Figure data in JSON
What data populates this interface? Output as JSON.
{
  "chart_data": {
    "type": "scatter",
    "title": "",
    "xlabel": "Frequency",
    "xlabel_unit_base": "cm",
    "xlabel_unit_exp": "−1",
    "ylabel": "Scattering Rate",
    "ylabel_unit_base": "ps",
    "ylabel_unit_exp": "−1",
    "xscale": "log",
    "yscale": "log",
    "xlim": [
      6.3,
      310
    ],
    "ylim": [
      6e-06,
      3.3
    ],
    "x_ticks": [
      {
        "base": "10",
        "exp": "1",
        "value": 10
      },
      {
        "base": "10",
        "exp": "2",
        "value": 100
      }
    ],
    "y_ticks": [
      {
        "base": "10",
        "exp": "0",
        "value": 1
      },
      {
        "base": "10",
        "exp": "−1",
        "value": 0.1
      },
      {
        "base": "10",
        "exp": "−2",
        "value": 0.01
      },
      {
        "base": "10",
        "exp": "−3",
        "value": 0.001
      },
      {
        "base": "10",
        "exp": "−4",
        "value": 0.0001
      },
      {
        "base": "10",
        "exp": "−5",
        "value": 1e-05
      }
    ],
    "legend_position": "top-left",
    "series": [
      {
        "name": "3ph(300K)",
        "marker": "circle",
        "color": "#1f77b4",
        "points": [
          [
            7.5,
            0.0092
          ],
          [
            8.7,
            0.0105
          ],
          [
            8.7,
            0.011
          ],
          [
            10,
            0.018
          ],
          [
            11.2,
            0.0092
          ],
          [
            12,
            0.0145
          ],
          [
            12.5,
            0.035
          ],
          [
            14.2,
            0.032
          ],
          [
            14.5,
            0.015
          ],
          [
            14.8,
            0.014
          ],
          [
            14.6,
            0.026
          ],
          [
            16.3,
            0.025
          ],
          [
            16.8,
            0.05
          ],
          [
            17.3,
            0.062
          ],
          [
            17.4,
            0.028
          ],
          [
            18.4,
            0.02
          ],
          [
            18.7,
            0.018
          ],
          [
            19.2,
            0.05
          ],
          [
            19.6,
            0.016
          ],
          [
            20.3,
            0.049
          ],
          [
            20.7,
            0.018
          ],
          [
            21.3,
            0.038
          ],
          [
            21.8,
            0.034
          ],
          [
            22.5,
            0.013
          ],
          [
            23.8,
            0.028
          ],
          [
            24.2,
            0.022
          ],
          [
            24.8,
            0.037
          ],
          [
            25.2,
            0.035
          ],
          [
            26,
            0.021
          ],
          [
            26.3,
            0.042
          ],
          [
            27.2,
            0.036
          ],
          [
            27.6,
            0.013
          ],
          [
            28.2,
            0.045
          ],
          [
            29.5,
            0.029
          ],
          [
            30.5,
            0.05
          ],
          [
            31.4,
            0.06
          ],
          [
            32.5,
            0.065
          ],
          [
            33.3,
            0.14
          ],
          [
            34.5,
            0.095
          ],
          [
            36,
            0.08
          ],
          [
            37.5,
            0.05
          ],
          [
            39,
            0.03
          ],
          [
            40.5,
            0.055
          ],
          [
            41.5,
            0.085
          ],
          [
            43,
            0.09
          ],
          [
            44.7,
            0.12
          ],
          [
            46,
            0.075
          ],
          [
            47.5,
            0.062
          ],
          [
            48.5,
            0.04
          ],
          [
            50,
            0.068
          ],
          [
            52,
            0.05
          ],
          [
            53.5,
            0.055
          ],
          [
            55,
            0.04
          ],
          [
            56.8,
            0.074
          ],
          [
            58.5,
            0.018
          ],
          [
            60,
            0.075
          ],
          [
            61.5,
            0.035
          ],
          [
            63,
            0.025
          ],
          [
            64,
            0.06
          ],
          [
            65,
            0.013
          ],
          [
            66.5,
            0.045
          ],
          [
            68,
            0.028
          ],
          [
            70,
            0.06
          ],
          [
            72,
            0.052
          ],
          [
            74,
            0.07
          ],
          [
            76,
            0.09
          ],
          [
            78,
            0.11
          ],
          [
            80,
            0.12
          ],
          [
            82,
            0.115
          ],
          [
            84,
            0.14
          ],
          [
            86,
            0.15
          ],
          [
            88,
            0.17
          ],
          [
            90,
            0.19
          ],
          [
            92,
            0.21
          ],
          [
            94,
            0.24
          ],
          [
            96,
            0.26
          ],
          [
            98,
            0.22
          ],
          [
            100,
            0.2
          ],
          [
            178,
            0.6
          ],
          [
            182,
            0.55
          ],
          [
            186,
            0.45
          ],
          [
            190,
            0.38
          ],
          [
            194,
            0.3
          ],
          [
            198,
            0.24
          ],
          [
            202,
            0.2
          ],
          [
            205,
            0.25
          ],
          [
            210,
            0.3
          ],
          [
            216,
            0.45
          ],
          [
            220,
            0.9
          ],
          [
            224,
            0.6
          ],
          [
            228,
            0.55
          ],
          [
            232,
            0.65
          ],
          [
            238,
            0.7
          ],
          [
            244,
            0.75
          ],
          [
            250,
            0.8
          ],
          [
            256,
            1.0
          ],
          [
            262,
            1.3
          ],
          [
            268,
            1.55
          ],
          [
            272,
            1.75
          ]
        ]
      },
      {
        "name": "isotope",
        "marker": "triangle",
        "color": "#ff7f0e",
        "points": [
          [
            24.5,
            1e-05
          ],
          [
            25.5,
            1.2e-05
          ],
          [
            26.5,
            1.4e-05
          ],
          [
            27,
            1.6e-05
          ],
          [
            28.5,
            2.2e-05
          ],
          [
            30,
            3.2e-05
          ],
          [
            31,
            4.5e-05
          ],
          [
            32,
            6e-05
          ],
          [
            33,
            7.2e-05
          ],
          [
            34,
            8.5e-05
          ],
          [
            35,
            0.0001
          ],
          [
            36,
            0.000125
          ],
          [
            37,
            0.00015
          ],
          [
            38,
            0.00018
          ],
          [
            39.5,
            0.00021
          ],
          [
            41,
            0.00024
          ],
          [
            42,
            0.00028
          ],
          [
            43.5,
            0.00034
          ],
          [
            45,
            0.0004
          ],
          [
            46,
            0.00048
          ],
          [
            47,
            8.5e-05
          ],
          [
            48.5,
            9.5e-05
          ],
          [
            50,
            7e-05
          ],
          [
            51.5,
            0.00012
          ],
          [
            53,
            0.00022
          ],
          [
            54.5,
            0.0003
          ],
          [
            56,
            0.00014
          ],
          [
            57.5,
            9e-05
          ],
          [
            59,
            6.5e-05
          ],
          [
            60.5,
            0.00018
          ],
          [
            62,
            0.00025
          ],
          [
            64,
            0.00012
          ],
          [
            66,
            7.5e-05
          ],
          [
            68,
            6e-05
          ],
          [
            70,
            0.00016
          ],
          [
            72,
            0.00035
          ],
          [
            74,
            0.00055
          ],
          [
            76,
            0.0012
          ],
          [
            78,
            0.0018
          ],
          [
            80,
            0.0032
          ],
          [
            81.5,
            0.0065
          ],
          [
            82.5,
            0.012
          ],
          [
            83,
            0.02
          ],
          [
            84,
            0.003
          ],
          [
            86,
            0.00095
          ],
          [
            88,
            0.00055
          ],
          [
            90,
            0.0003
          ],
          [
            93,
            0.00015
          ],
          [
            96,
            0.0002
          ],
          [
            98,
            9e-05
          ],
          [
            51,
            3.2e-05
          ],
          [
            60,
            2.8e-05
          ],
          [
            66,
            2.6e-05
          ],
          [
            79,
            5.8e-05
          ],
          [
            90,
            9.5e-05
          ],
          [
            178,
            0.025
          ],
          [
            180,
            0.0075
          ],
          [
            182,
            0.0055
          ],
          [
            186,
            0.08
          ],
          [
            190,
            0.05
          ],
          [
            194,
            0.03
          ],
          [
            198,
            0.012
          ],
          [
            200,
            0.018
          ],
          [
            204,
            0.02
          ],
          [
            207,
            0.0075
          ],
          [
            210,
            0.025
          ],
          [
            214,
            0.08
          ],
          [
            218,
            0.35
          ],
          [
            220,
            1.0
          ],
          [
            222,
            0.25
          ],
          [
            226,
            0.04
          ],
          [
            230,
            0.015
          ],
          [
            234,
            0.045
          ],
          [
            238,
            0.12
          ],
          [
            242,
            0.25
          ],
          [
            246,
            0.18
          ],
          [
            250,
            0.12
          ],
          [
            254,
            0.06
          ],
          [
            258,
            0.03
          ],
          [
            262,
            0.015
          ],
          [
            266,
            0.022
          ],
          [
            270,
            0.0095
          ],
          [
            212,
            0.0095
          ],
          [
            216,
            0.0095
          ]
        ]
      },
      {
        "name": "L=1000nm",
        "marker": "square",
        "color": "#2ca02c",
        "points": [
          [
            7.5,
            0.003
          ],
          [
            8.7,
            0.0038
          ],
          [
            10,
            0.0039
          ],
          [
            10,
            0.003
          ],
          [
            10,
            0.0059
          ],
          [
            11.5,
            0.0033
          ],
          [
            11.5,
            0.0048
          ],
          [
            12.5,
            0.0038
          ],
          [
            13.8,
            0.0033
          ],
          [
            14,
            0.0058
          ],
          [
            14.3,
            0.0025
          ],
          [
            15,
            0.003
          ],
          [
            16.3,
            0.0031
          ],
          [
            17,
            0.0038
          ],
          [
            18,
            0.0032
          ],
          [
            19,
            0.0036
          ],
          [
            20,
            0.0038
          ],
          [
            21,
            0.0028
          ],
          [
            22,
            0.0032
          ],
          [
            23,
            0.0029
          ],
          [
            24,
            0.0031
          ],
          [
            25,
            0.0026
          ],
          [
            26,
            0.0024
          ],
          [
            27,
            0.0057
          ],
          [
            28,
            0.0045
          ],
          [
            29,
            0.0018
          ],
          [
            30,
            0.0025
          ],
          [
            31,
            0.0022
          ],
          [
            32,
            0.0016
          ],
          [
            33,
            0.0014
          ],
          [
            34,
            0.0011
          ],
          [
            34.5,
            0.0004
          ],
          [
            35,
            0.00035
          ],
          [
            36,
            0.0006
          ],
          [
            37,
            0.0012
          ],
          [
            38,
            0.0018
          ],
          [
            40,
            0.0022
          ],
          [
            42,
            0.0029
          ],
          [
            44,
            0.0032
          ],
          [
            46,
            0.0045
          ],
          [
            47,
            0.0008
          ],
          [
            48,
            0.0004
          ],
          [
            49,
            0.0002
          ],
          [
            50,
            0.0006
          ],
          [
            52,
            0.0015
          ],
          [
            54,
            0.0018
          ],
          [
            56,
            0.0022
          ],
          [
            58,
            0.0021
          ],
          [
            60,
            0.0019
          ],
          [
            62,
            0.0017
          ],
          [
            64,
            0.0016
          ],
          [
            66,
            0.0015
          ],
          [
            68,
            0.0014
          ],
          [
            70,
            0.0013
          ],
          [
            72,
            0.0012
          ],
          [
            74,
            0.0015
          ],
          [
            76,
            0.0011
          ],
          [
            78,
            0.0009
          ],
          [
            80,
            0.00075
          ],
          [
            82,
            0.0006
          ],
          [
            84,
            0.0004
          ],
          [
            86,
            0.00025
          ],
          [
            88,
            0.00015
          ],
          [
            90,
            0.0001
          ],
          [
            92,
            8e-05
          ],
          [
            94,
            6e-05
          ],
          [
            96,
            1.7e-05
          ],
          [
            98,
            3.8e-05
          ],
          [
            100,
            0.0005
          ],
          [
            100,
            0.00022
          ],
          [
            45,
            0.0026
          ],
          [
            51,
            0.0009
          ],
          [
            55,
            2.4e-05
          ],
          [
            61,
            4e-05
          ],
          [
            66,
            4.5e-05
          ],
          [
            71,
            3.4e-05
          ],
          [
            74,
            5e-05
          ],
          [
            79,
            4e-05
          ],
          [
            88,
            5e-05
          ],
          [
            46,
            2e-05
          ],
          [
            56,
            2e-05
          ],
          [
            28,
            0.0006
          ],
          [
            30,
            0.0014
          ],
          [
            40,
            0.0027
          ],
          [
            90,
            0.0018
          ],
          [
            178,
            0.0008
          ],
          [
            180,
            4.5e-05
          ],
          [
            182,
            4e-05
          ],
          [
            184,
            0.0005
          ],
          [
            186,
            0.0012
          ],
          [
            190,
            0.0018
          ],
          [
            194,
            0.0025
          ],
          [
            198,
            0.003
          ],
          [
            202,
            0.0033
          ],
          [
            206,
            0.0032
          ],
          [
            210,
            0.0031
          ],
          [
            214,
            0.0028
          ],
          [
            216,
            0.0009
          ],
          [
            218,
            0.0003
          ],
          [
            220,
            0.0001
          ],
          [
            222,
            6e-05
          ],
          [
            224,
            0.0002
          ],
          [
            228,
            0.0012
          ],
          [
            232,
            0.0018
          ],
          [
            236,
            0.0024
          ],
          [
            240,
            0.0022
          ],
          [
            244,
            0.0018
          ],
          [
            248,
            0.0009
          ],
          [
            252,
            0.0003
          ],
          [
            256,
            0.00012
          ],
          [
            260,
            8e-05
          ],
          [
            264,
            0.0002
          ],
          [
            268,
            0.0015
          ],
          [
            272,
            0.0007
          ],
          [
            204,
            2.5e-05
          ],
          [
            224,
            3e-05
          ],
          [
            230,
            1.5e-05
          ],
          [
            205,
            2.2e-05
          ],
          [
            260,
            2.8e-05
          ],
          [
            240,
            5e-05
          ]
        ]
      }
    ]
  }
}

→ Given instruction:
Copy every line from the records above that contains the word "name".

→ Task solution:
        "name": "3ph(300K)",
        "name": "isotope",
        "name": "L=1000nm",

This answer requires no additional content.